# Dataset entries
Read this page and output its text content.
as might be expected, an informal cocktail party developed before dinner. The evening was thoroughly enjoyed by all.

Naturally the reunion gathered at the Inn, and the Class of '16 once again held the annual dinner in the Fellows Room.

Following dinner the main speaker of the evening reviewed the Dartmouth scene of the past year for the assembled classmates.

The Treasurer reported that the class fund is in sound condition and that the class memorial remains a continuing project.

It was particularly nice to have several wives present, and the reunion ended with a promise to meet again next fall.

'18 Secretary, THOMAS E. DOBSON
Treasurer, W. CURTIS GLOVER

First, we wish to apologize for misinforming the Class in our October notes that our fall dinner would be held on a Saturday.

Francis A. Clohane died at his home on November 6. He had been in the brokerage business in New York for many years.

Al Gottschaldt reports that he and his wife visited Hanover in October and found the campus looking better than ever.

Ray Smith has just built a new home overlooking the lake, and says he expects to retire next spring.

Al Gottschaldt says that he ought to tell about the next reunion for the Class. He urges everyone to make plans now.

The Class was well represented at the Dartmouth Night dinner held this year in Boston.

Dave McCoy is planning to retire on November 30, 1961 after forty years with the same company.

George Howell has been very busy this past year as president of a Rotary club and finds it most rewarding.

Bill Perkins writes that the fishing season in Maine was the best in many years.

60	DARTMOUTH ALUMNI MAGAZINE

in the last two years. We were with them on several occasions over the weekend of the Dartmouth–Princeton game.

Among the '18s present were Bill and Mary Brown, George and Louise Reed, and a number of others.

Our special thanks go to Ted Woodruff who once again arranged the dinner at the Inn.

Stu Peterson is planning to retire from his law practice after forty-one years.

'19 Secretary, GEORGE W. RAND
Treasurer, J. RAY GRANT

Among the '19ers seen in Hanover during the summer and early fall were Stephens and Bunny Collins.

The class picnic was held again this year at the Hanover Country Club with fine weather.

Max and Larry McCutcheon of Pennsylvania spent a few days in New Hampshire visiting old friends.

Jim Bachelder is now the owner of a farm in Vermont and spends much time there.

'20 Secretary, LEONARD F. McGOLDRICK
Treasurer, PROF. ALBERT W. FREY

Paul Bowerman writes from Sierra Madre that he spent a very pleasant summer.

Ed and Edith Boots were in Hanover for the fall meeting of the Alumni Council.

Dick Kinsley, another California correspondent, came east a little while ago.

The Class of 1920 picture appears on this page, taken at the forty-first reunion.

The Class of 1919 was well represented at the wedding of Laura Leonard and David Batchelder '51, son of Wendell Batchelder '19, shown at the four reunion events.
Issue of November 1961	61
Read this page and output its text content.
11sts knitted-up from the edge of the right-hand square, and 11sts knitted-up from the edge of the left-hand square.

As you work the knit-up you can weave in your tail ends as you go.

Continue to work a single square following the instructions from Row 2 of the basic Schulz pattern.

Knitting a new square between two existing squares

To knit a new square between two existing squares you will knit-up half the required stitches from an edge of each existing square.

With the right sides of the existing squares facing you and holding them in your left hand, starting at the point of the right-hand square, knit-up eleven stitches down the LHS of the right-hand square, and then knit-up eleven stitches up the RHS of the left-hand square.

# Aim
Above are the records; retype every one exactly.

# Solution
Read this page and output its text content.
as might be expected, an informal cocktail party developed before dinner. The evening was thoroughly enjoyed by all.

Naturally the reunion gathered at the Inn, and the Class of '16 once again held the annual dinner in the Fellows Room.

Following dinner the main speaker of the evening reviewed the Dartmouth scene of the past year for the assembled classmates.

The Treasurer reported that the class fund is in sound condition and that the class memorial remains a continuing project.

It was particularly nice to have several wives present, and the reunion ended with a promise to meet again next fall.

'18 Secretary, THOMAS E. DOBSON
Treasurer, W. CURTIS GLOVER

First, we wish to apologize for misinforming the Class in our October notes that our fall dinner would be held on a Saturday.

Francis A. Clohane died at his home on November 6. He had been in the brokerage business in New York for many years.

Al Gottschaldt reports that he and his wife visited Hanover in October and found the campus looking better than ever.

Ray Smith has just built a new home overlooking the lake, and says he expects to retire next spring.

Al Gottschaldt says that he ought to tell about the next reunion for the Class. He urges everyone to make plans now.

The Class was well represented at the Dartmouth Night dinner held this year in Boston.

Dave McCoy is planning to retire on November 30, 1961 after forty years with the same company.

George Howell has been very busy this past year as president of a Rotary club and finds it most rewarding.

Bill Perkins writes that the fishing season in Maine was the best in many years.

60	DARTMOUTH ALUMNI MAGAZINE

in the last two years. We were with them on several occasions over the weekend of the Dartmouth–Princeton game.

Among the '18s present were Bill and Mary Brown, George and Louise Reed, and a number of others.

Our special thanks go to Ted Woodruff who once again arranged the dinner at the Inn.

Stu Peterson is planning to retire from his law practice after forty-one years.

'19 Secretary, GEORGE W. RAND
Treasurer, J. RAY GRANT

Among the '19ers seen in Hanover during the summer and early fall were Stephens and Bunny Collins.

The class picnic was held again this year at the Hanover Country Club with fine weather.

Max and Larry McCutcheon of Pennsylvania spent a few days in New Hampshire visiting old friends.

Jim Bachelder is now the owner of a farm in Vermont and spends much time there.

'20 Secretary, LEONARD F. McGOLDRICK
Treasurer, PROF. ALBERT W. FREY

Paul Bowerman writes from Sierra Madre that he spent a very pleasant summer.

Ed and Edith Boots were in Hanover for the fall meeting of the Alumni Council.

Dick Kinsley, another California correspondent, came east a little while ago.

The Class of 1920 picture appears on this page, taken at the forty-first reunion.

The Class of 1919 was well represented at the wedding of Laura Leonard and David Batchelder '51, son of Wendell Batchelder '19, shown at the four reunion events.
Issue of November 1961	61
Read this page and output its text content.
11sts knitted-up from the edge of the right-hand square, and 11sts knitted-up from the edge of the left-hand square.

As you work the knit-up you can weave in your tail ends as you go.

Continue to work a single square following the instructions from Row 2 of the basic Schulz pattern.

Knitting a new square between two existing squares

To knit a new square between two existing squares you will knit-up half the required stitches from an edge of each existing square.

With the right sides of the existing squares facing you and holding them in your left hand, starting at the point of the right-hand square, knit-up eleven stitches down the LHS of the right-hand square, and then knit-up eleven stitches up the RHS of the left-hand square.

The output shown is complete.